%%

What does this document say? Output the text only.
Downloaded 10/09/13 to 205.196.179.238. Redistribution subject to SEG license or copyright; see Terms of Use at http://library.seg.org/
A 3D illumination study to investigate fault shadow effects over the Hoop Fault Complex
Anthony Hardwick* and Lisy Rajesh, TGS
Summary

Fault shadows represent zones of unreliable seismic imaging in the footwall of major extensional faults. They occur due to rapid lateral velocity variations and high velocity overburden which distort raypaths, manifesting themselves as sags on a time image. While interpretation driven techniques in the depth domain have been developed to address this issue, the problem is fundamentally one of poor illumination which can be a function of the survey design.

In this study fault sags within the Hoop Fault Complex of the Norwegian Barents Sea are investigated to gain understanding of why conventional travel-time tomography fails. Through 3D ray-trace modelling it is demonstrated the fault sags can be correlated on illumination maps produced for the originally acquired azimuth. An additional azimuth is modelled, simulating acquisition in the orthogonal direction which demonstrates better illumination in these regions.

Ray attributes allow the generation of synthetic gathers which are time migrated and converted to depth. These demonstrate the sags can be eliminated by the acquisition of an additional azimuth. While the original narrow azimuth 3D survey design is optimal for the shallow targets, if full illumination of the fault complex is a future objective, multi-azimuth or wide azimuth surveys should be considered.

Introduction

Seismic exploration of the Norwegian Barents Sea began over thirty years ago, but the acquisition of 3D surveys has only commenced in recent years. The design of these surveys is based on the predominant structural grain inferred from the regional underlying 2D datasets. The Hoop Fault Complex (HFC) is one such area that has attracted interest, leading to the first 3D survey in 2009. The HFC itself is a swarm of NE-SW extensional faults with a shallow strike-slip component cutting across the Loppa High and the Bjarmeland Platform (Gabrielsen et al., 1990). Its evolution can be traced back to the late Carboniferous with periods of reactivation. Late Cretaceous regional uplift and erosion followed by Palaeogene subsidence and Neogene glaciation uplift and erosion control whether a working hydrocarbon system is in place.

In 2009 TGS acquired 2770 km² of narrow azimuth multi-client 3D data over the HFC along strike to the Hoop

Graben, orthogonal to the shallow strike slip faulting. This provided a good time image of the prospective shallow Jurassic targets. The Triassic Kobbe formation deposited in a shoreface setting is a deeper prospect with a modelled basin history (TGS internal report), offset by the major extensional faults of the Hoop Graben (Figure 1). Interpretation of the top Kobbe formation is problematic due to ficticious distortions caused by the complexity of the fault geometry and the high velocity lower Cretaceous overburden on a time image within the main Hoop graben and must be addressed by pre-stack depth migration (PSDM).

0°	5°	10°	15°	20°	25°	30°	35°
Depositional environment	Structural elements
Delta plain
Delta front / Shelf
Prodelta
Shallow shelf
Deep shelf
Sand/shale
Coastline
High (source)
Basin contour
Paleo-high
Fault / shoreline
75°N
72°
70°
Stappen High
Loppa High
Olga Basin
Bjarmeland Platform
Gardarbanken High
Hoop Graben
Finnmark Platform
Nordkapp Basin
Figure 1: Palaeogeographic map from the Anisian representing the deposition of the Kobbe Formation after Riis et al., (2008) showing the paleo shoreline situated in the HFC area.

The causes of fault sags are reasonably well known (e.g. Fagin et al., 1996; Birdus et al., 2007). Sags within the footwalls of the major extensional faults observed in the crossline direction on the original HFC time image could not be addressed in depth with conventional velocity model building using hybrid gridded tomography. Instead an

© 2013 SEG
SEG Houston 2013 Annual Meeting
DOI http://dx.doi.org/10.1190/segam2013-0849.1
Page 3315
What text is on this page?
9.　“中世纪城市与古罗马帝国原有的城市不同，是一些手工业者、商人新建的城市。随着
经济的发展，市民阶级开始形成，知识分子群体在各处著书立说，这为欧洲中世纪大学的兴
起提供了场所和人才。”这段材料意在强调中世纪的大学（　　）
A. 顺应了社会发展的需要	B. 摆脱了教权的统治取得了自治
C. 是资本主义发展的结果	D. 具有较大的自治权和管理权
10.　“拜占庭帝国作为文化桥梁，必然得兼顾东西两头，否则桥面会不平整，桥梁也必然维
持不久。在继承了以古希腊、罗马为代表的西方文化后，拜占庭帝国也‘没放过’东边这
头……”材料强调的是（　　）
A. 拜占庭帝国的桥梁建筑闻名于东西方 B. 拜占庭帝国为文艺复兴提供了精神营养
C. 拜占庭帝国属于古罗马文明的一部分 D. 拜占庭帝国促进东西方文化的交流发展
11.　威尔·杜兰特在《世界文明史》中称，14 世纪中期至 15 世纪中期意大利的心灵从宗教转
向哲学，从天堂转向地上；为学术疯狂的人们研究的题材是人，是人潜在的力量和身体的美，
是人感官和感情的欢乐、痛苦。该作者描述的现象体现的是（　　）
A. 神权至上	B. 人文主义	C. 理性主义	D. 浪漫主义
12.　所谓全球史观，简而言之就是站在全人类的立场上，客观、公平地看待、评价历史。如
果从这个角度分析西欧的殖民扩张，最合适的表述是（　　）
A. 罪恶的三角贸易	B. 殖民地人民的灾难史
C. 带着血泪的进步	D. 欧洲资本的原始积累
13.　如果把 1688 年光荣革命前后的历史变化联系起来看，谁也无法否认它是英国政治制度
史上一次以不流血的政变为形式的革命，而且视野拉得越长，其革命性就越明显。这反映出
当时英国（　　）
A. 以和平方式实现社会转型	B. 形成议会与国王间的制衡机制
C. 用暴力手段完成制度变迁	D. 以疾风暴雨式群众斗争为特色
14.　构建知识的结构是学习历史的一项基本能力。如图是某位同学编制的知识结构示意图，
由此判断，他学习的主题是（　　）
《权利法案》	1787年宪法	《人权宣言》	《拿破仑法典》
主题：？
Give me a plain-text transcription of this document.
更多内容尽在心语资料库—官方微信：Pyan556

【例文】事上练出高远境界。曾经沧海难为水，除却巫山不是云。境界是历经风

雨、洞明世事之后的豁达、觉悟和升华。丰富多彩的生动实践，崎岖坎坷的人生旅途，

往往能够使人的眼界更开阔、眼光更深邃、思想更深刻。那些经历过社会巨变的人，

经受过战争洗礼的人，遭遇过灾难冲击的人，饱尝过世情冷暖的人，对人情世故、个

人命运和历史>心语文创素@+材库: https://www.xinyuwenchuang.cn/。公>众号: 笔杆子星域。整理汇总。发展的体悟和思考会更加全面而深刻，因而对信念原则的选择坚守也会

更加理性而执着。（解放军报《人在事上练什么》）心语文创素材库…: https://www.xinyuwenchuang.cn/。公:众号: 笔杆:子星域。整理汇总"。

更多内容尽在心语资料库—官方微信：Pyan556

%%

Short exercise
In the entries above, identify every line with the string "What".

Worked solution
What does this document say? Output the text only.
What text is on this page?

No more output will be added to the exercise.